━━━━━ Dataset entries ━━━━━

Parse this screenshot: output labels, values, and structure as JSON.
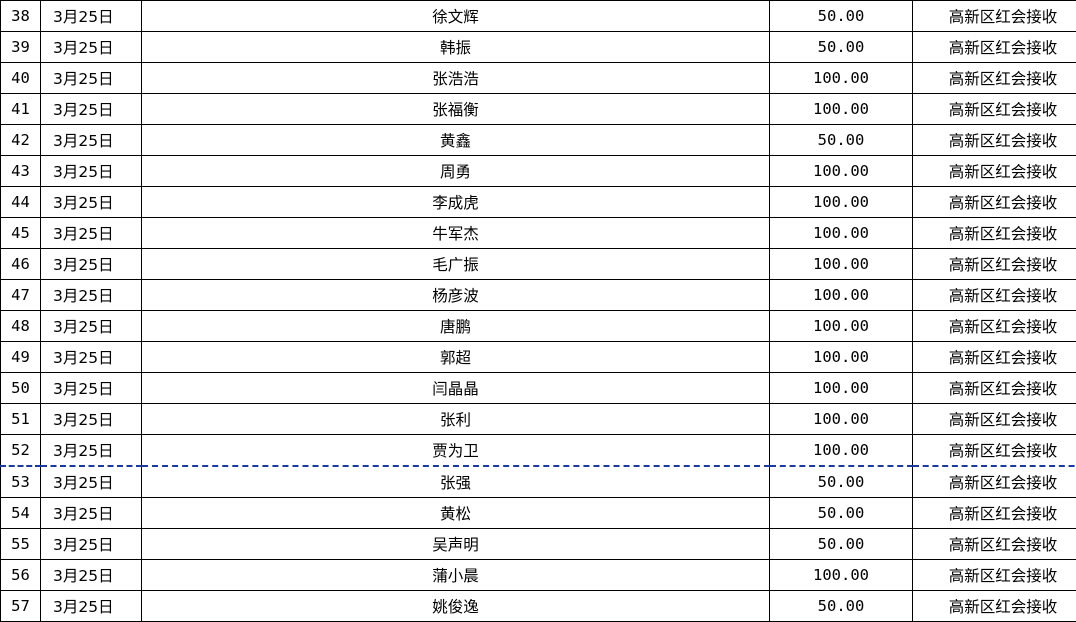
{
  "rows": [
    {
      "no": "38",
      "date": "3月25日",
      "name": "徐文辉",
      "amount": "50.00",
      "note": "高新区红会接收"
    },
    {
      "no": "39",
      "date": "3月25日",
      "name": "韩振",
      "amount": "50.00",
      "note": "高新区红会接收"
    },
    {
      "no": "40",
      "date": "3月25日",
      "name": "张浩浩",
      "amount": "100.00",
      "note": "高新区红会接收"
    },
    {
      "no": "41",
      "date": "3月25日",
      "name": "张福衡",
      "amount": "100.00",
      "note": "高新区红会接收"
    },
    {
      "no": "42",
      "date": "3月25日",
      "name": "黄鑫",
      "amount": "50.00",
      "note": "高新区红会接收"
    },
    {
      "no": "43",
      "date": "3月25日",
      "name": "周勇",
      "amount": "100.00",
      "note": "高新区红会接收"
    },
    {
      "no": "44",
      "date": "3月25日",
      "name": "李成虎",
      "amount": "100.00",
      "note": "高新区红会接收"
    },
    {
      "no": "45",
      "date": "3月25日",
      "name": "牛军杰",
      "amount": "100.00",
      "note": "高新区红会接收"
    },
    {
      "no": "46",
      "date": "3月25日",
      "name": "毛广振",
      "amount": "100.00",
      "note": "高新区红会接收"
    },
    {
      "no": "47",
      "date": "3月25日",
      "name": "杨彦波",
      "amount": "100.00",
      "note": "高新区红会接收"
    },
    {
      "no": "48",
      "date": "3月25日",
      "name": "唐鹏",
      "amount": "100.00",
      "note": "高新区红会接收"
    },
    {
      "no": "49",
      "date": "3月25日",
      "name": "郭超",
      "amount": "100.00",
      "note": "高新区红会接收"
    },
    {
      "no": "50",
      "date": "3月25日",
      "name": "闫晶晶",
      "amount": "100.00",
      "note": "高新区红会接收"
    },
    {
      "no": "51",
      "date": "3月25日",
      "name": "张利",
      "amount": "100.00",
      "note": "高新区红会接收"
    },
    {
      "no": "52",
      "date": "3月25日",
      "name": "贾为卫",
      "amount": "100.00",
      "note": "高新区红会接收"
    },
    {
      "no": "53",
      "date": "3月25日",
      "name": "张强",
      "amount": "50.00",
      "note": "高新区红会接收"
    },
    {
      "no": "54",
      "date": "3月25日",
      "name": "黄松",
      "amount": "50.00",
      "note": "高新区红会接收"
    },
    {
      "no": "55",
      "date": "3月25日",
      "name": "吴声明",
      "amount": "50.00",
      "note": "高新区红会接收"
    },
    {
      "no": "56",
      "date": "3月25日",
      "name": "蒲小晨",
      "amount": "100.00",
      "note": "高新区红会接收"
    },
    {
      "no": "57",
      "date": "3月25日",
      "name": "姚俊逸",
      "amount": "50.00",
      "note": "高新区红会接收"
    }
  ],
  "page_break_after_row": "52"
}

━━━━━

**Problem description:** Pictures in the data above should not be copied; transcribe everything else exactly.

**Response:**
Parse this screenshot: output labels, values, and structure as JSON.
{
  "rows": [
    {
      "no": "38",
      "date": "3月25日",
      "name": "徐文辉",
      "amount": "50.00",
      "note": "高新区红会接收"
    },
    {
      "no": "39",
      "date": "3月25日",
      "name": "韩振",
      "amount": "50.00",
      "note": "高新区红会接收"
    },
    {
      "no": "40",
      "date": "3月25日",
      "name": "张浩浩",
      "amount": "100.00",
      "note": "高新区红会接收"
    },
    {
      "no": "41",
      "date": "3月25日",
      "name": "张福衡",
      "amount": "100.00",
      "note": "高新区红会接收"
    },
    {
      "no": "42",
      "date": "3月25日",
      "name": "黄鑫",
      "amount": "50.00",
      "note": "高新区红会接收"
    },
    {
      "no": "43",
      "date": "3月25日",
      "name": "周勇",
      "amount": "100.00",
      "note": "高新区红会接收"
    },
    {
      "no": "44",
      "date": "3月25日",
      "name": "李成虎",
      "amount": "100.00",
      "note": "高新区红会接收"
    },
    {
      "no": "45",
      "date": "3月25日",
      "name": "牛军杰",
      "amount": "100.00",
      "note": "高新区红会接收"
    },
    {
      "no": "46",
      "date": "3月25日",
      "name": "毛广振",
      "amount": "100.00",
      "note": "高新区红会接收"
    },
    {
      "no": "47",
      "date": "3月25日",
      "name": "杨彦波",
      "amount": "100.00",
      "note": "高新区红会接收"
    },
    {
      "no": "48",
      "date": "3月25日",
      "name": "唐鹏",
      "amount": "100.00",
      "note": "高新区红会接收"
    },
    {
      "no": "49",
      "date": "3月25日",
      "name": "郭超",
      "amount": "100.00",
      "note": "高新区红会接收"
    },
    {
      "no": "50",
      "date": "3月25日",
      "name": "闫晶晶",
      "amount": "100.00",
      "note": "高新区红会接收"
    },
    {
      "no": "51",
      "date": "3月25日",
      "name": "张利",
      "amount": "100.00",
      "note": "高新区红会接收"
    },
    {
      "no": "52",
      "date": "3月25日",
      "name": "贾为卫",
      "amount": "100.00",
      "note": "高新区红会接收"
    },
    {
      "no": "53",
      "date": "3月25日",
      "name": "张强",
      "amount": "50.00",
      "note": "高新区红会接收"
    },
    {
      "no": "54",
      "date": "3月25日",
      "name": "黄松",
      "amount": "50.00",
      "note": "高新区红会接收"
    },
    {
      "no": "55",
      "date": "3月25日",
      "name": "吴声明",
      "amount": "50.00",
      "note": "高新区红会接收"
    },
    {
      "no": "56",
      "date": "3月25日",
      "name": "蒲小晨",
      "amount": "100.00",
      "note": "高新区红会接收"
    },
    {
      "no": "57",
      "date": "3月25日",
      "name": "姚俊逸",
      "amount": "50.00",
      "note": "高新区红会接收"
    }
  ],
  "page_break_after_row": "52"
}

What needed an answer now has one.